(Layout annotation data)
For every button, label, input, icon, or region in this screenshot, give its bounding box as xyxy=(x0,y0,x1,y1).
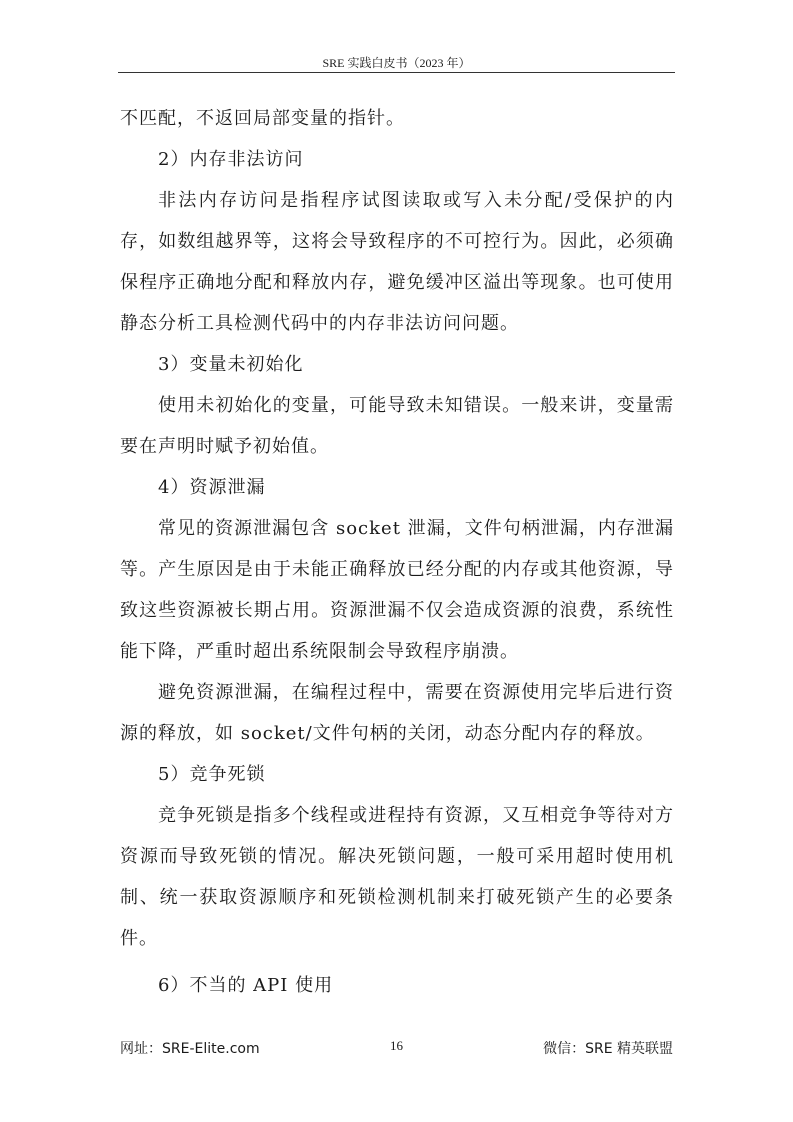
section-heading-api-misuse: 6）不当的 API 使用 xyxy=(158,975,334,996)
section-heading-memory-access: 2）内存非法访问 xyxy=(158,149,304,170)
document-body xyxy=(120,98,674,1006)
page-header: SRE 实践白皮书（2023 年） xyxy=(322,56,471,70)
header-divider xyxy=(118,72,675,73)
footer-website: 网址：SRE-Elite.com xyxy=(120,1041,260,1057)
section-heading-deadlock: 5）竞争死锁 xyxy=(158,764,266,785)
paragraph-memory-access: 非法内存访问是指程序试图读取或写入未分配/受保护的内存，如数组越界等，这将会导致程序的不可控行为。因此，必须确保程序正确地分配和释放内存，避免缓冲区溢出等现象。也可使用静态分析工具检测代码中的内存非法访问问题。 xyxy=(120,190,674,334)
footer-page-number: 16 xyxy=(390,1038,403,1053)
footer-wechat: 微信：SRE 精英联盟 xyxy=(543,1041,673,1057)
section-heading-uninitialized-variable: 3）变量未初始化 xyxy=(158,354,304,375)
paragraph-resource-leak-avoidance: 避免资源泄漏，在编程过程中，需要在资源使用完毕后进行资源的释放，如 socket/文件句柄的关闭，动态分配内存的释放。 xyxy=(120,682,674,744)
paragraph-resource-leak-causes: 常见的资源泄漏包含 socket 泄漏，文件句柄泄漏，内存泄漏等。产生原因是由于未能正确释放已经分配的内存或其他资源，导致这些资源被长期占用。资源泄漏不仅会造成资源的浪费，系统性能下降，严重时超出系统限制会导致程序崩溃。 xyxy=(120,518,674,662)
paragraph-deadlock: 竞争死锁是指多个线程或进程持有资源，又互相竞争等待对方资源而导致死锁的情况。解决死锁问题，一般可采用超时使用机制、统一获取资源顺序和死锁检测机制来打破死锁产生的必要条件。 xyxy=(120,805,674,949)
section-heading-resource-leak: 4）资源泄漏 xyxy=(158,477,266,498)
paragraph-continuation: 不匹配，不返回局部变量的指针。 xyxy=(120,108,405,129)
paragraph-uninitialized-variable: 使用未初始化的变量，可能导致未知错误。一般来讲，变量需要在声明时赋予初始值。 xyxy=(120,395,674,457)
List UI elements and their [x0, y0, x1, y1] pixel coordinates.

Required work:
Rewrite the lines of the listing as a numbered list, from the line holding "section-heading-api-misuse: 6）不当的 API" through the line holding "footer-page-number: 16 xyxy=(390,1038,403,1053)", both included, and leave out any blank lines.

The response:
1. section-heading-api-misuse: 6）不当的 API 使用 xyxy=(158,975,334,996)
2. section-heading-memory-access: 2）内存非法访问 xyxy=(158,149,304,170)
3. document-body xyxy=(120,98,674,1006)
4. page-header: SRE 实践白皮书（2023 年） xyxy=(322,56,471,70)
5. header-divider xyxy=(118,72,675,73)
6. footer-website: 网址：SRE-Elite.com xyxy=(120,1041,260,1057)
7. section-heading-deadlock: 5）竞争死锁 xyxy=(158,764,266,785)
8. paragraph-memory-access: 非法内存访问是指程序试图读取或写入未分配/受保护的内存，如数组越界等，这将会导致程序的不可控行为。因此，必须确保程序正确地分配和释放内存，避免缓冲区溢出等现象。也可使用静态分析工具检测代码中的内存非法访问问题。 xyxy=(120,190,674,334)
9. footer-page-number: 16 xyxy=(390,1038,403,1053)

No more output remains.